[Rows from a dataset]
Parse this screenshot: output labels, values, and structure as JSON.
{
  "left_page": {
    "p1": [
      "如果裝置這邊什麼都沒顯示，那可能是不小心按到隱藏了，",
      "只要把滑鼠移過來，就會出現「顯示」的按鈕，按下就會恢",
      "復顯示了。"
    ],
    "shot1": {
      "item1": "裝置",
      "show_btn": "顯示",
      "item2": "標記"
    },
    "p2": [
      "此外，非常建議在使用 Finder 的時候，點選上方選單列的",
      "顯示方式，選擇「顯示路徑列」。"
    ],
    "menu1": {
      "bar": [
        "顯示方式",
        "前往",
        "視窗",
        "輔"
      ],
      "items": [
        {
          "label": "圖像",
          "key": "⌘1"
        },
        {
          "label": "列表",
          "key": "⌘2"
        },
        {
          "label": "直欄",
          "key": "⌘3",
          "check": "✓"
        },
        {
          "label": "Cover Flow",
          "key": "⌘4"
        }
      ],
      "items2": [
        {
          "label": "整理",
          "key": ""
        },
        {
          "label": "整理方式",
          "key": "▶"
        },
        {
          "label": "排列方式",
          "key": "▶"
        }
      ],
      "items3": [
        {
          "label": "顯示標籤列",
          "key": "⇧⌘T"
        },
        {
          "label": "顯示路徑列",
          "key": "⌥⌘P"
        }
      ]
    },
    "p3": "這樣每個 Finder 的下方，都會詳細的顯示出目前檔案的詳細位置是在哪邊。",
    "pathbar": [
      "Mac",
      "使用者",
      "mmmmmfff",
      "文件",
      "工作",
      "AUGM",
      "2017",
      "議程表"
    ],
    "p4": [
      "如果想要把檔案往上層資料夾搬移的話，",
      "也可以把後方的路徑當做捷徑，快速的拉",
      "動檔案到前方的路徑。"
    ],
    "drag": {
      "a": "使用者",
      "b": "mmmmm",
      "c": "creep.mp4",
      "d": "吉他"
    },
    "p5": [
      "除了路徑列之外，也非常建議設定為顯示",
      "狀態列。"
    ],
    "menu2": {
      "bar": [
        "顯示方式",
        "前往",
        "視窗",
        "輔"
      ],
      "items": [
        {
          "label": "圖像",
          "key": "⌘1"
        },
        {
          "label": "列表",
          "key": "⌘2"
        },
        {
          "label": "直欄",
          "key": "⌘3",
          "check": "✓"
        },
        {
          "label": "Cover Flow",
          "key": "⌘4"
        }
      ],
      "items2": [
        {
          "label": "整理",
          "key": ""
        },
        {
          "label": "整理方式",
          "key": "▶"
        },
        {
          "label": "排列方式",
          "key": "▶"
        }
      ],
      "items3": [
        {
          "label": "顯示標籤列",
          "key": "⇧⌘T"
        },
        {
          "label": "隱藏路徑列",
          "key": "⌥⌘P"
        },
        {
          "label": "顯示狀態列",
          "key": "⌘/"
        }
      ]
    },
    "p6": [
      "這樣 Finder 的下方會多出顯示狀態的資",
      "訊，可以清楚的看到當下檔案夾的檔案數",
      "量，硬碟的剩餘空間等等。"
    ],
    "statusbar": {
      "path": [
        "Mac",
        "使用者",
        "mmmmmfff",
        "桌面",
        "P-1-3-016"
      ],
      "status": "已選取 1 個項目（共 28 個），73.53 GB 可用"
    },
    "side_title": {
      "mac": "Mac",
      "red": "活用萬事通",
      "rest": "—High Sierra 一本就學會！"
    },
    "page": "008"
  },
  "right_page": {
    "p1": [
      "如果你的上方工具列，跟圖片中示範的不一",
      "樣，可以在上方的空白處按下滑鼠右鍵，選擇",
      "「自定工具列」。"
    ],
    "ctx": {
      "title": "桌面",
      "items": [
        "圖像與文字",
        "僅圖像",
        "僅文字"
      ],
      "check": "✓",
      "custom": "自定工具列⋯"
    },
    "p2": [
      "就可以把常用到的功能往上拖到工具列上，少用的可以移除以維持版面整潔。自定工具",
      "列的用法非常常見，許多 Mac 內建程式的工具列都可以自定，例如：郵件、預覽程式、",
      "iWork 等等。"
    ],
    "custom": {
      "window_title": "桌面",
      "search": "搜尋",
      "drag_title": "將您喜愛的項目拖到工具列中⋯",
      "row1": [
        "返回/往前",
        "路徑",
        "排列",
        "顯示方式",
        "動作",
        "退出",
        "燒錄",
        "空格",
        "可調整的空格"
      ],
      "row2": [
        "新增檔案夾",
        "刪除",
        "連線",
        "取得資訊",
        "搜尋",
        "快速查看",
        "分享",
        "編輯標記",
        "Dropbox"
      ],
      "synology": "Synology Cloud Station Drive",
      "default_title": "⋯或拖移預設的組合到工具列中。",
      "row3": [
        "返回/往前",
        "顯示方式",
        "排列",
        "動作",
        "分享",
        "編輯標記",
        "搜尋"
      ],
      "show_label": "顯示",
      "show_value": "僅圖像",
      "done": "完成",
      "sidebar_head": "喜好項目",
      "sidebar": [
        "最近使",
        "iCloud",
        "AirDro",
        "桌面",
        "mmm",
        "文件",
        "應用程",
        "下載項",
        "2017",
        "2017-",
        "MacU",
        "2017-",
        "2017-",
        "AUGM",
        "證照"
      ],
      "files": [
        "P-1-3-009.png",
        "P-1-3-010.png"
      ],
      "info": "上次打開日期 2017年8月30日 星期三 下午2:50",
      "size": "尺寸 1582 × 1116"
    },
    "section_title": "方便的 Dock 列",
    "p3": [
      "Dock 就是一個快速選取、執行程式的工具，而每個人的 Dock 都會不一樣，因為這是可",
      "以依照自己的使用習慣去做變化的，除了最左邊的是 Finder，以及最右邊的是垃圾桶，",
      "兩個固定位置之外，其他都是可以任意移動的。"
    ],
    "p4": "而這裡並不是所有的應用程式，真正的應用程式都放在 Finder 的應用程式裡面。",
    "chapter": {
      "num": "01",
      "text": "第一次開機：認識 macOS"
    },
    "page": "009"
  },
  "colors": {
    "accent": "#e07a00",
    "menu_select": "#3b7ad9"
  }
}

_What to produce:_ Return all of the entries word for word.

_Result of the task:_
Parse this screenshot: output labels, values, and structure as JSON.
{
  "left_page": {
    "p1": [
      "如果裝置這邊什麼都沒顯示，那可能是不小心按到隱藏了，",
      "只要把滑鼠移過來，就會出現「顯示」的按鈕，按下就會恢",
      "復顯示了。"
    ],
    "shot1": {
      "item1": "裝置",
      "show_btn": "顯示",
      "item2": "標記"
    },
    "p2": [
      "此外，非常建議在使用 Finder 的時候，點選上方選單列的",
      "顯示方式，選擇「顯示路徑列」。"
    ],
    "menu1": {
      "bar": [
        "顯示方式",
        "前往",
        "視窗",
        "輔"
      ],
      "items": [
        {
          "label": "圖像",
          "key": "⌘1"
        },
        {
          "label": "列表",
          "key": "⌘2"
        },
        {
          "label": "直欄",
          "key": "⌘3",
          "check": "✓"
        },
        {
          "label": "Cover Flow",
          "key": "⌘4"
        }
      ],
      "items2": [
        {
          "label": "整理",
          "key": ""
        },
        {
          "label": "整理方式",
          "key": "▶"
        },
        {
          "label": "排列方式",
          "key": "▶"
        }
      ],
      "items3": [
        {
          "label": "顯示標籤列",
          "key": "⇧⌘T"
        },
        {
          "label": "顯示路徑列",
          "key": "⌥⌘P"
        }
      ]
    },
    "p3": "這樣每個 Finder 的下方，都會詳細的顯示出目前檔案的詳細位置是在哪邊。",
    "pathbar": [
      "Mac",
      "使用者",
      "mmmmmfff",
      "文件",
      "工作",
      "AUGM",
      "2017",
      "議程表"
    ],
    "p4": [
      "如果想要把檔案往上層資料夾搬移的話，",
      "也可以把後方的路徑當做捷徑，快速的拉",
      "動檔案到前方的路徑。"
    ],
    "drag": {
      "a": "使用者",
      "b": "mmmmm",
      "c": "creep.mp4",
      "d": "吉他"
    },
    "p5": [
      "除了路徑列之外，也非常建議設定為顯示",
      "狀態列。"
    ],
    "menu2": {
      "bar": [
        "顯示方式",
        "前往",
        "視窗",
        "輔"
      ],
      "items": [
        {
          "label": "圖像",
          "key": "⌘1"
        },
        {
          "label": "列表",
          "key": "⌘2"
        },
        {
          "label": "直欄",
          "key": "⌘3",
          "check": "✓"
        },
        {
          "label": "Cover Flow",
          "key": "⌘4"
        }
      ],
      "items2": [
        {
          "label": "整理",
          "key": ""
        },
        {
          "label": "整理方式",
          "key": "▶"
        },
        {
          "label": "排列方式",
          "key": "▶"
        }
      ],
      "items3": [
        {
          "label": "顯示標籤列",
          "key": "⇧⌘T"
        },
        {
          "label": "隱藏路徑列",
          "key": "⌥⌘P"
        },
        {
          "label": "顯示狀態列",
          "key": "⌘/"
        }
      ]
    },
    "p6": [
      "這樣 Finder 的下方會多出顯示狀態的資",
      "訊，可以清楚的看到當下檔案夾的檔案數",
      "量，硬碟的剩餘空間等等。"
    ],
    "statusbar": {
      "path": [
        "Mac",
        "使用者",
        "mmmmmfff",
        "桌面",
        "P-1-3-016"
      ],
      "status": "已選取 1 個項目（共 28 個），73.53 GB 可用"
    },
    "side_title": {
      "mac": "Mac",
      "red": "活用萬事通",
      "rest": "—High Sierra 一本就學會！"
    },
    "page": "008"
  },
  "right_page": {
    "p1": [
      "如果你的上方工具列，跟圖片中示範的不一",
      "樣，可以在上方的空白處按下滑鼠右鍵，選擇",
      "「自定工具列」。"
    ],
    "ctx": {
      "title": "桌面",
      "items": [
        "圖像與文字",
        "僅圖像",
        "僅文字"
      ],
      "check": "✓",
      "custom": "自定工具列⋯"
    },
    "p2": [
      "就可以把常用到的功能往上拖到工具列上，少用的可以移除以維持版面整潔。自定工具",
      "列的用法非常常見，許多 Mac 內建程式的工具列都可以自定，例如：郵件、預覽程式、",
      "iWork 等等。"
    ],
    "custom": {
      "window_title": "桌面",
      "search": "搜尋",
      "drag_title": "將您喜愛的項目拖到工具列中⋯",
      "row1": [
        "返回/往前",
        "路徑",
        "排列",
        "顯示方式",
        "動作",
        "退出",
        "燒錄",
        "空格",
        "可調整的空格"
      ],
      "row2": [
        "新增檔案夾",
        "刪除",
        "連線",
        "取得資訊",
        "搜尋",
        "快速查看",
        "分享",
        "編輯標記",
        "Dropbox"
      ],
      "synology": "Synology Cloud Station Drive",
      "default_title": "⋯或拖移預設的組合到工具列中。",
      "row3": [
        "返回/往前",
        "顯示方式",
        "排列",
        "動作",
        "分享",
        "編輯標記",
        "搜尋"
      ],
      "show_label": "顯示",
      "show_value": "僅圖像",
      "done": "完成",
      "sidebar_head": "喜好項目",
      "sidebar": [
        "最近使",
        "iCloud",
        "AirDro",
        "桌面",
        "mmm",
        "文件",
        "應用程",
        "下載項",
        "2017",
        "2017-",
        "MacU",
        "2017-",
        "2017-",
        "AUGM",
        "證照"
      ],
      "files": [
        "P-1-3-009.png",
        "P-1-3-010.png"
      ],
      "info": "上次打開日期 2017年8月30日 星期三 下午2:50",
      "size": "尺寸 1582 × 1116"
    },
    "section_title": "方便的 Dock 列",
    "p3": [
      "Dock 就是一個快速選取、執行程式的工具，而每個人的 Dock 都會不一樣，因為這是可",
      "以依照自己的使用習慣去做變化的，除了最左邊的是 Finder，以及最右邊的是垃圾桶，",
      "兩個固定位置之外，其他都是可以任意移動的。"
    ],
    "p4": "而這裡並不是所有的應用程式，真正的應用程式都放在 Finder 的應用程式裡面。",
    "chapter": {
      "num": "01",
      "text": "第一次開機：認識 macOS"
    },
    "page": "009"
  },
  "colors": {
    "accent": "#e07a00",
    "menu_select": "#3b7ad9"
  }
}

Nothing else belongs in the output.